■ **What is asked**
For this exercise, repeat all of the material verbatim apart from its images.

■ **Records for the exercise**
◇ ◇ ◇ ◇

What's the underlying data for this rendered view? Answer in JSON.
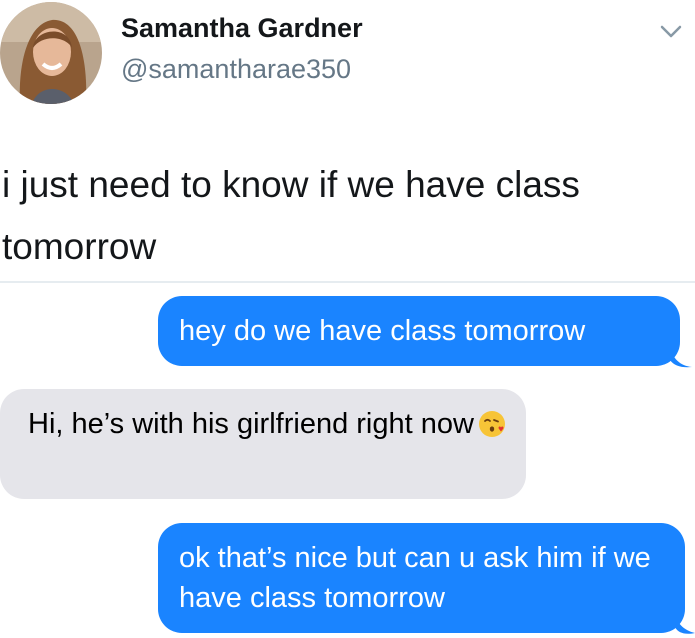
{
  "tweet": {
    "display_name": "Samantha Gardner",
    "handle": "@samantharae350",
    "text": "i just need to know if we have class tomorrow"
  },
  "messages": [
    {
      "direction": "sent",
      "text": "hey do we have class tomorrow"
    },
    {
      "direction": "received",
      "text": "Hi, he’s with his girlfriend right now",
      "emoji": "kissing-face-icon"
    },
    {
      "direction": "sent",
      "text": "ok that’s nice but can u ask him if we have class tomorrow"
    }
  ],
  "colors": {
    "sent_bubble": "#1a84ff",
    "received_bubble": "#e5e5ea",
    "handle_gray": "#657786"
  }
}
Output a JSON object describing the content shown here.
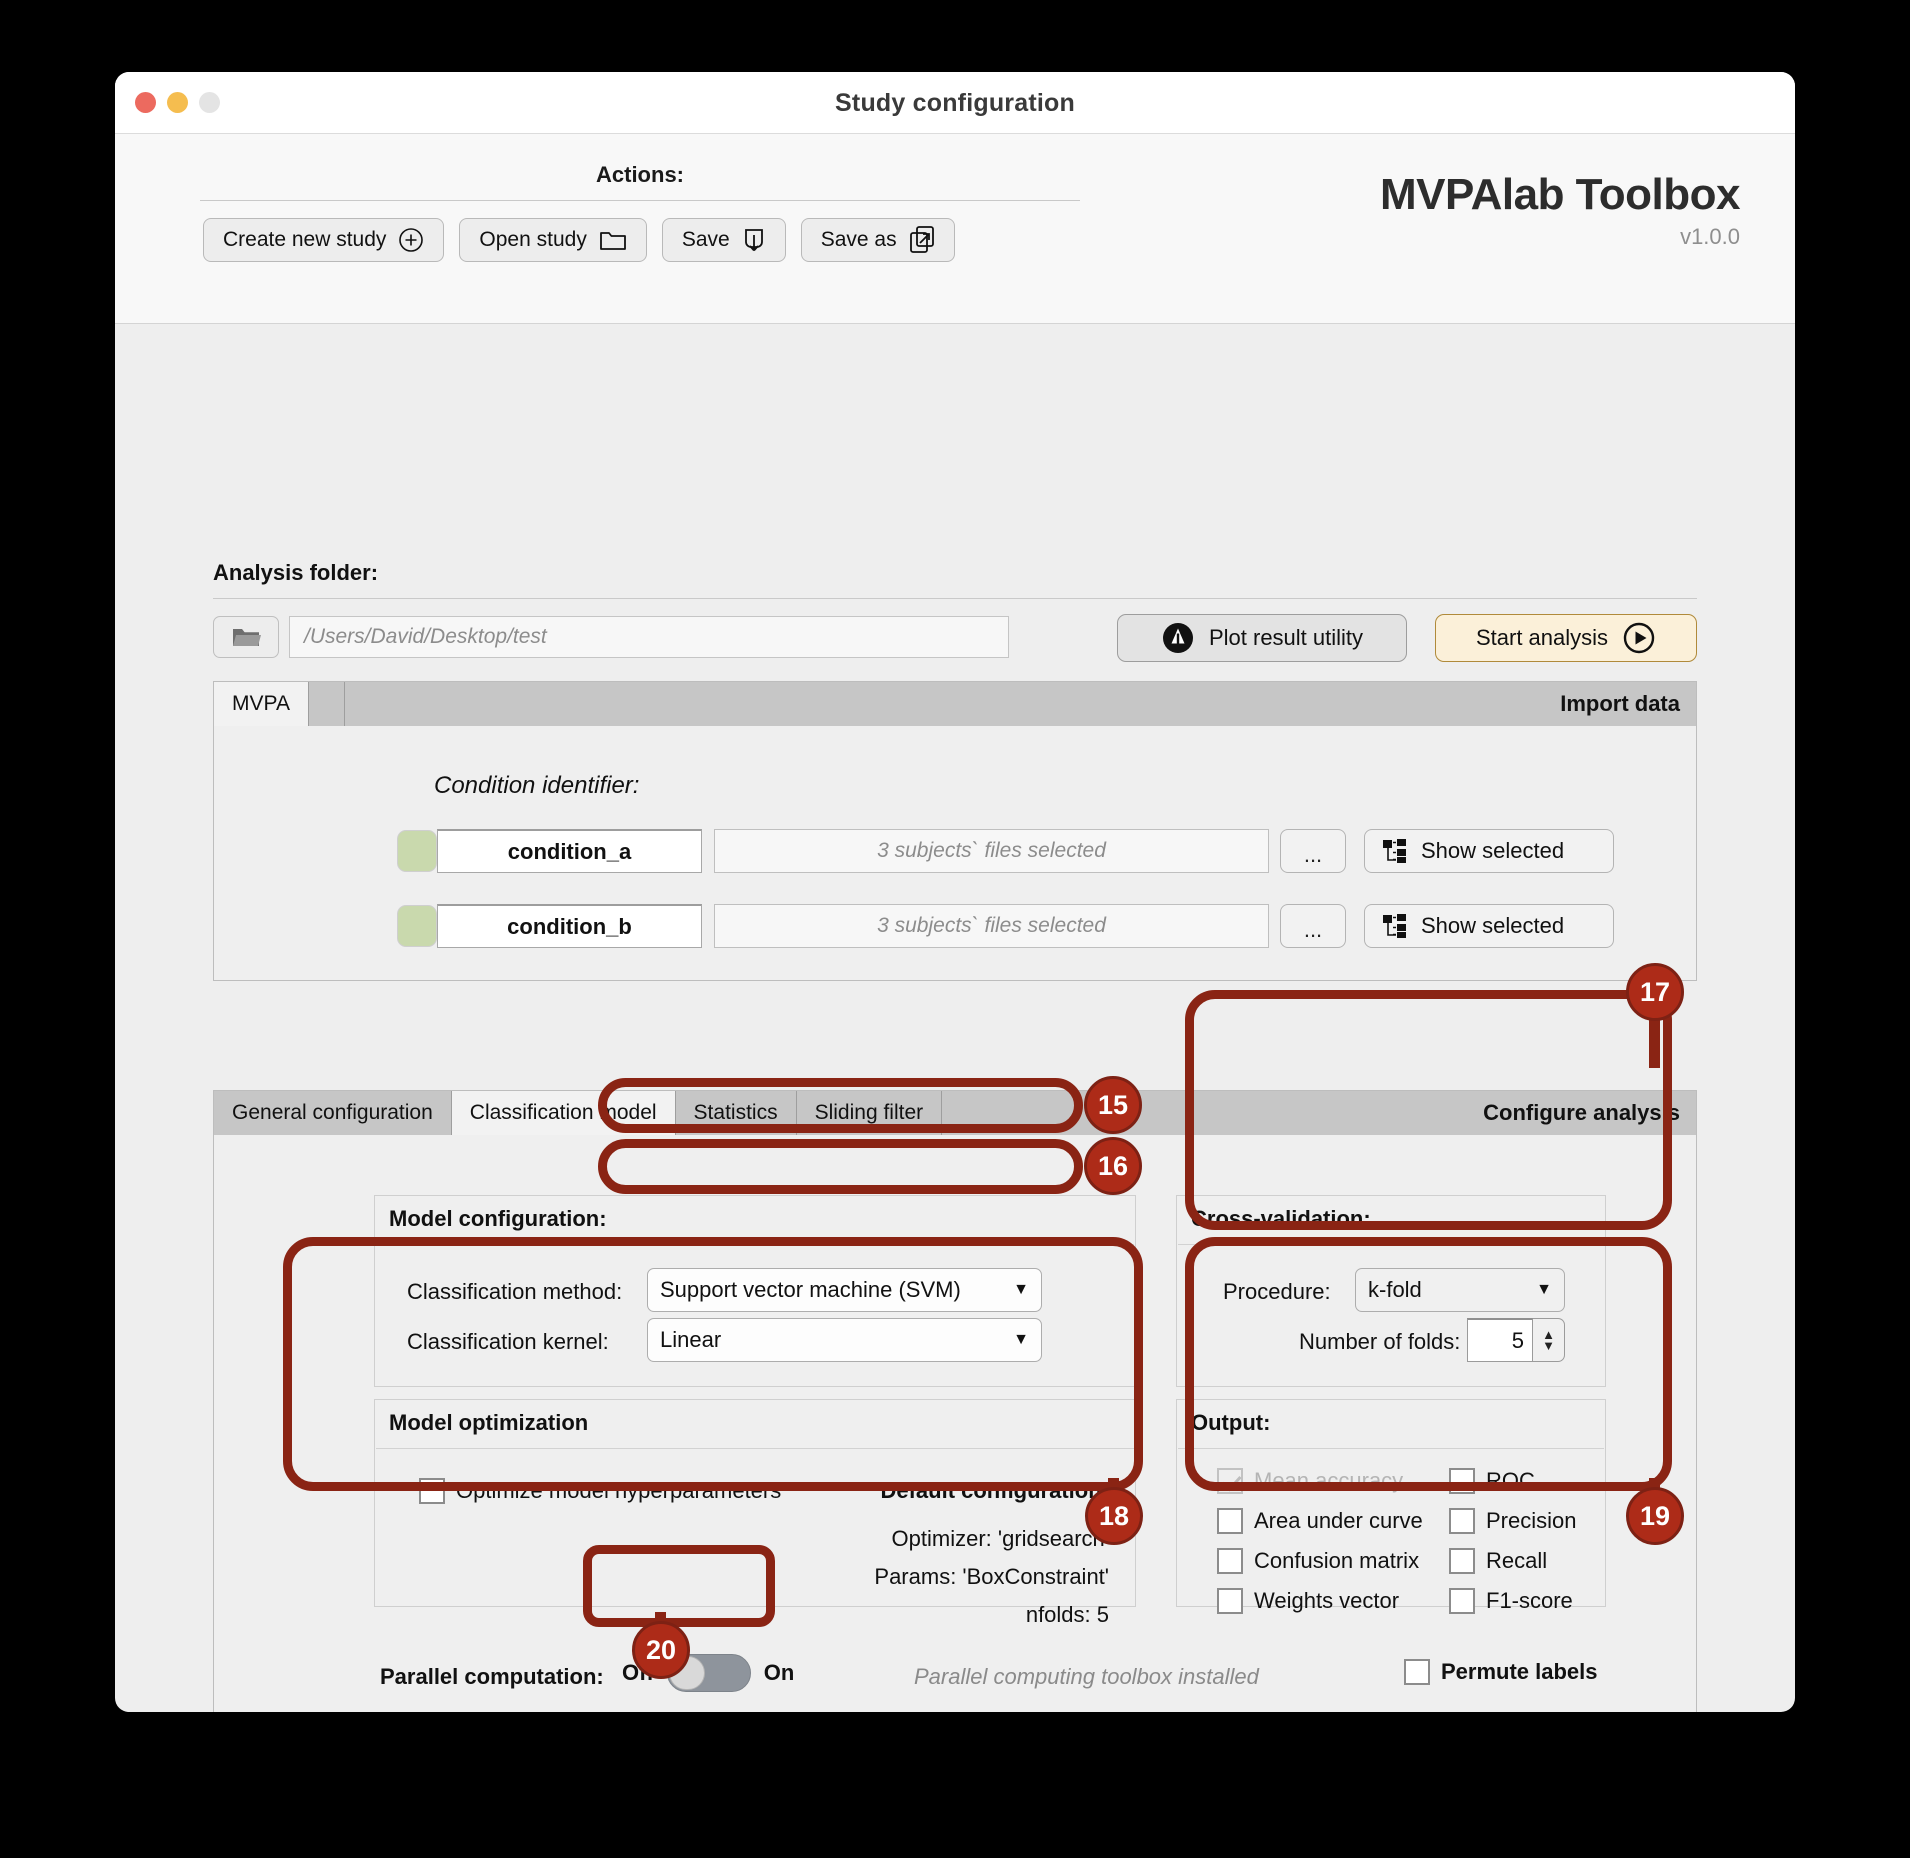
{
  "window": {
    "title": "Study configuration",
    "traffic_lights": [
      "close-red",
      "minimize-yellow",
      "zoom-gray"
    ]
  },
  "header": {
    "actions_label": "Actions:",
    "buttons": [
      {
        "label": "Create new study",
        "icon": "plus-circle-icon"
      },
      {
        "label": "Open study",
        "icon": "folder-icon"
      },
      {
        "label": "Save",
        "icon": "save-download-icon"
      },
      {
        "label": "Save as",
        "icon": "save-as-icon"
      }
    ],
    "brand_name": "MVPAlab Toolbox",
    "brand_version": "v1.0.0"
  },
  "analysis_folder": {
    "label": "Analysis folder:",
    "path_value": "/Users/David/Desktop/test",
    "browse_icon": "folder-open-icon",
    "plot_button": "Plot result utility",
    "plot_icon": "bell-icon",
    "start_button": "Start analysis",
    "start_icon": "play-circle-icon"
  },
  "import_panel": {
    "tabs": [
      {
        "label": "MVPA",
        "active": true
      }
    ],
    "header_right": "Import data",
    "condition_title": "Condition identifier:",
    "rows": [
      {
        "swatch_color": "#c9d9ad",
        "name": "condition_a",
        "files": "3 subjects` files selected",
        "browse": "...",
        "show": "Show selected"
      },
      {
        "swatch_color": "#c9d9ad",
        "name": "condition_b",
        "files": "3 subjects` files selected",
        "browse": "...",
        "show": "Show selected"
      }
    ]
  },
  "config_panel": {
    "tabs": [
      {
        "label": "General configuration",
        "active": false
      },
      {
        "label": "Classification model",
        "active": true
      },
      {
        "label": "Statistics",
        "active": false
      },
      {
        "label": "Sliding filter",
        "active": false
      }
    ],
    "header_right": "Configure analysis",
    "model_configuration": {
      "title": "Model configuration:",
      "method_label": "Classification method:",
      "method_value": "Support vector machine (SVM)",
      "kernel_label": "Classification kernel:",
      "kernel_value": "Linear"
    },
    "cross_validation": {
      "title": "Cross-validation:",
      "procedure_label": "Procedure:",
      "procedure_value": "k-fold",
      "folds_label": "Number of folds:",
      "folds_value": "5"
    },
    "model_optimization": {
      "title": "Model optimization",
      "optimize_label": "Optimize model hyperparameters",
      "optimize_checked": false,
      "default_title": "Default configuration:",
      "default_lines": [
        "Optimizer: 'gridsearch'",
        "Params: 'BoxConstraint'",
        "nfolds: 5"
      ]
    },
    "output": {
      "title": "Output:",
      "left_column": [
        {
          "label": "Mean accuracy",
          "checked": true,
          "disabled": true
        },
        {
          "label": "Area under curve",
          "checked": false,
          "disabled": false
        },
        {
          "label": "Confusion matrix",
          "checked": false,
          "disabled": false
        },
        {
          "label": "Weights vector",
          "checked": false,
          "disabled": false
        }
      ],
      "right_column": [
        {
          "label": "ROC",
          "checked": false,
          "disabled": false
        },
        {
          "label": "Precision",
          "checked": false,
          "disabled": false
        },
        {
          "label": "Recall",
          "checked": false,
          "disabled": false
        },
        {
          "label": "F1-score",
          "checked": false,
          "disabled": false
        }
      ]
    },
    "footer": {
      "parallel_label": "Parallel computation:",
      "toggle_off": "Off",
      "toggle_on": "On",
      "toggle_state": "Off",
      "parallel_note": "Parallel computing toolbox installed",
      "permute_label": "Permute labels",
      "permute_checked": false
    }
  },
  "annotations": {
    "accent_color": "#8a2414",
    "badge_color": "#ad2b18",
    "badges": [
      {
        "number": "15",
        "target": "classification-method-dropdown"
      },
      {
        "number": "16",
        "target": "classification-kernel-dropdown"
      },
      {
        "number": "17",
        "target": "cross-validation-group"
      },
      {
        "number": "18",
        "target": "model-optimization-group"
      },
      {
        "number": "19",
        "target": "output-group"
      },
      {
        "number": "20",
        "target": "parallel-computation-toggle"
      }
    ]
  }
}
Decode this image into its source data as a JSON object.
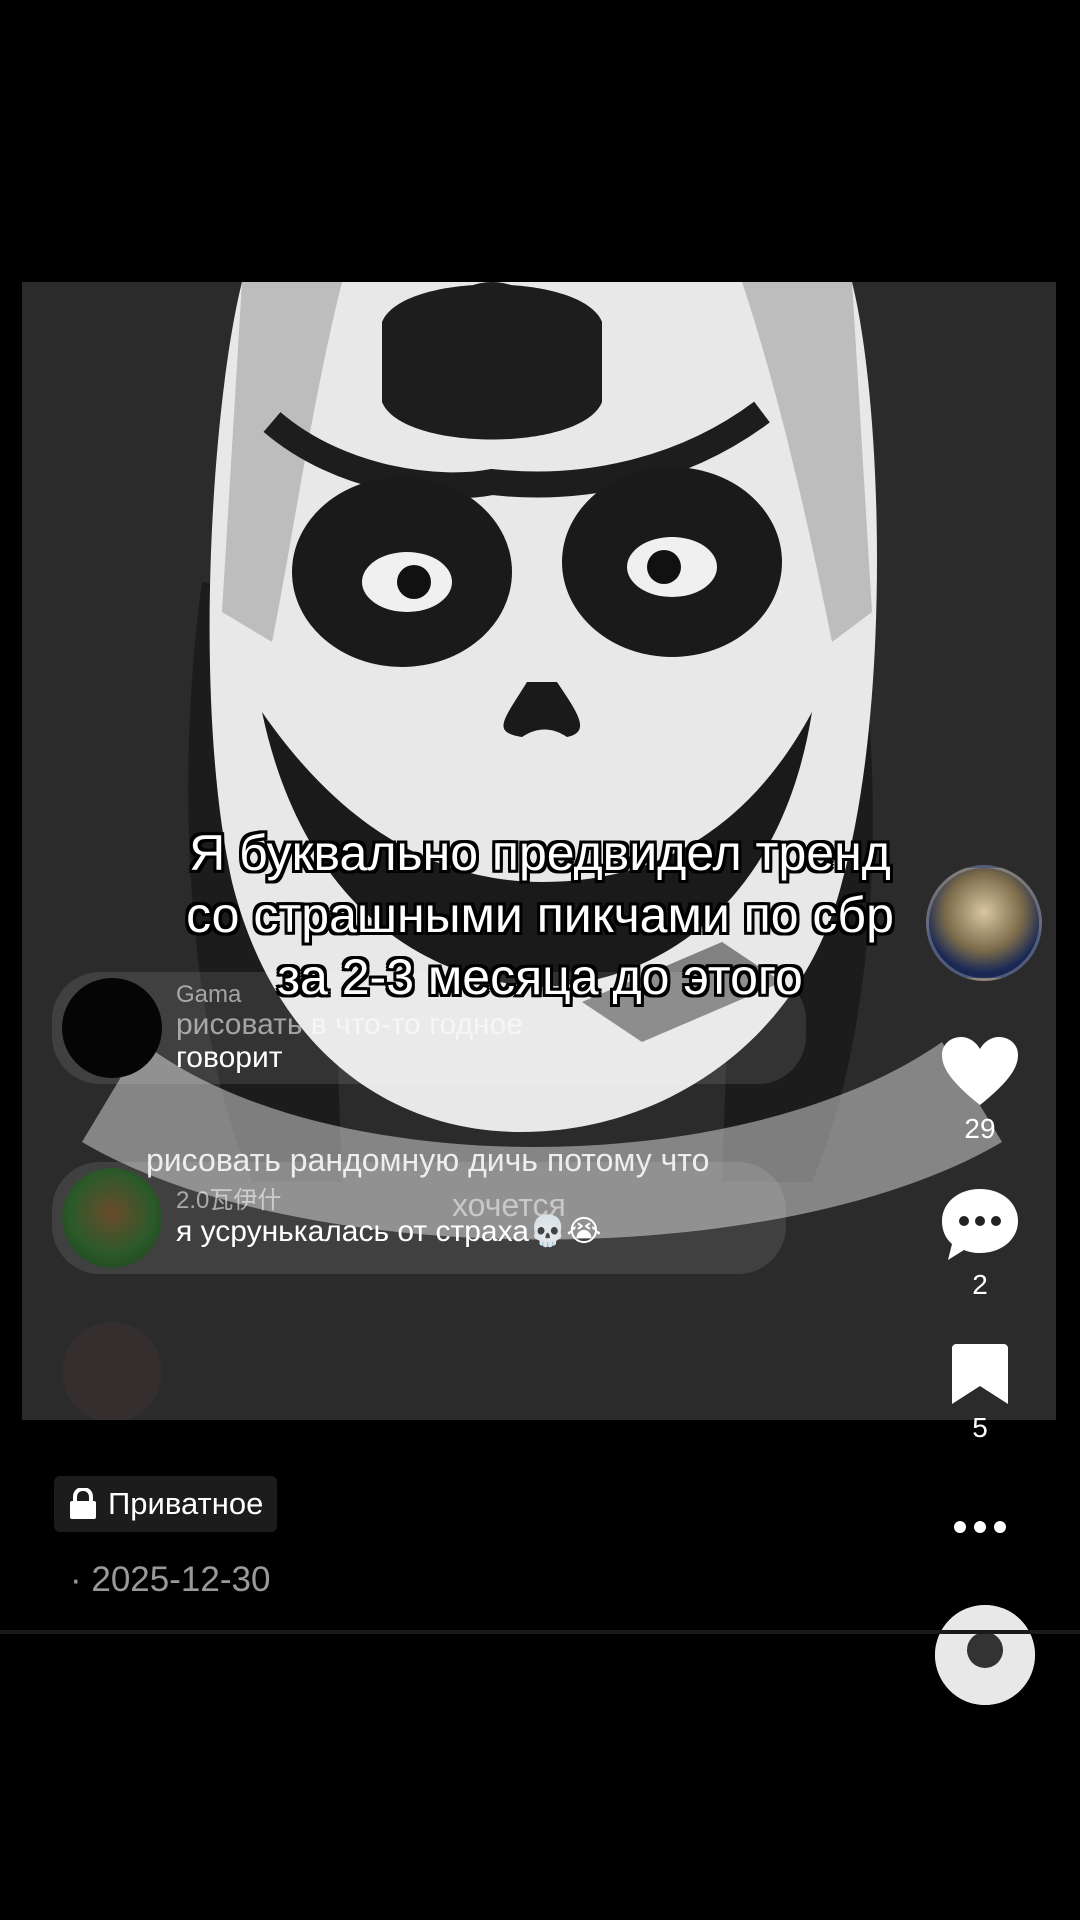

◇ ◇ ◇ ◇

■ **Correct result**
What's the underlying data for this rendered view? Answer in JSON.
{
  "tweet": {
    "display_name": "Samantha Gardner",
    "handle": "@samantharae350",
    "text": "i just need to know if we have class tomorrow"
  },
  "messages": [
    {
      "direction": "sent",
      "text": "hey do we have class tomorrow"
    },
    {
      "direction": "received",
      "text": "Hi, he’s with his girlfriend right now",
      "emoji": "kissing-face-icon"
    },
    {
      "direction": "sent",
      "text": "ok that’s nice but can u ask him if we have class tomorrow"
    }
  ],
  "colors": {
    "sent_bubble": "#1a84ff",
    "received_bubble": "#e5e5ea",
    "handle_gray": "#657786"
  }
}
Output a JSON object describing the content shown here.
{
  "window": {
    "title": "Study configuration",
    "traffic_lights": [
      "close-red",
      "minimize-yellow",
      "zoom-gray"
    ]
  },
  "header": {
    "actions_label": "Actions:",
    "buttons": [
      {
        "label": "Create new study",
        "icon": "plus-circle-icon"
      },
      {
        "label": "Open study",
        "icon": "folder-icon"
      },
      {
        "label": "Save",
        "icon": "save-download-icon"
      },
      {
        "label": "Save as",
        "icon": "save-as-icon"
      }
    ],
    "brand_name": "MVPAlab Toolbox",
    "brand_version": "v1.0.0"
  },
  "analysis_folder": {
    "label": "Analysis folder:",
    "path_value": "/Users/David/Desktop/test",
    "browse_icon": "folder-open-icon",
    "plot_button": "Plot result utility",
    "plot_icon": "bell-icon",
    "start_button": "Start analysis",
    "start_icon": "play-circle-icon"
  },
  "import_panel": {
    "tabs": [
      {
        "label": "MVPA",
        "active": true
      }
    ],
    "header_right": "Import data",
    "condition_title": "Condition identifier:",
    "rows": [
      {
        "swatch_color": "#c9d9ad",
        "name": "condition_a",
        "files": "3 subjects` files selected",
        "browse": "...",
        "show": "Show selected"
      },
      {
        "swatch_color": "#c9d9ad",
        "name": "condition_b",
        "files": "3 subjects` files selected",
        "browse": "...",
        "show": "Show selected"
      }
    ]
  },
  "config_panel": {
    "tabs": [
      {
        "label": "General configuration",
        "active": false
      },
      {
        "label": "Classification model",
        "active": true
      },
      {
        "label": "Statistics",
        "active": false
      },
      {
        "label": "Sliding filter",
        "active": false
      }
    ],
    "header_right": "Configure analysis",
    "model_configuration": {
      "title": "Model configuration:",
      "method_label": "Classification method:",
      "method_value": "Support vector machine (SVM)",
      "kernel_label": "Classification kernel:",
      "kernel_value": "Linear"
    },
    "cross_validation": {
      "title": "Cross-validation:",
      "procedure_label": "Procedure:",
      "procedure_value": "k-fold",
      "folds_label": "Number of folds:",
      "folds_value": "5"
    },
    "model_optimization": {
      "title": "Model optimization",
      "optimize_label": "Optimize model hyperparameters",
      "optimize_checked": false,
      "default_title": "Default configuration:",
      "default_lines": [
        "Optimizer: 'gridsearch'",
        "Params: 'BoxConstraint'",
        "nfolds: 5"
      ]
    },
    "output": {
      "title": "Output:",
      "left_column": [
        {
          "label": "Mean accuracy",
          "checked": true,
          "disabled": true
        },
        {
          "label": "Area under curve",
          "checked": false,
          "disabled": false
        },
        {
          "label": "Confusion matrix",
          "checked": false,
          "disabled": false
        },
        {
          "label": "Weights vector",
          "checked": false,
          "disabled": false
        }
      ],
      "right_column": [
        {
          "label": "ROC",
          "checked": false,
          "disabled": false
        },
        {
          "label": "Precision",
          "checked": false,
          "disabled": false
        },
        {
          "label": "Recall",
          "checked": false,
          "disabled": false
        },
        {
          "label": "F1-score",
          "checked": false,
          "disabled": false
        }
      ]
    },
    "footer": {
      "parallel_label": "Parallel computation:",
      "toggle_off": "Off",
      "toggle_on": "On",
      "toggle_state": "Off",
      "parallel_note": "Parallel computing toolbox installed",
      "permute_label": "Permute labels",
      "permute_checked": false
    }
  },
  "annotations": {
    "accent_color": "#8a2414",
    "badge_color": "#ad2b18",
    "badges": [
      {
        "number": "15",
        "target": "classification-method-dropdown"
      },
      {
        "number": "16",
        "target": "classification-kernel-dropdown"
      },
      {
        "number": "17",
        "target": "cross-validation-group"
      },
      {
        "number": "18",
        "target": "model-optimization-group"
      },
      {
        "number": "19",
        "target": "output-group"
      },
      {
        "number": "20",
        "target": "parallel-computation-toggle"
      }
    ]
  }
}
Decode this image into its source data as a JSON object.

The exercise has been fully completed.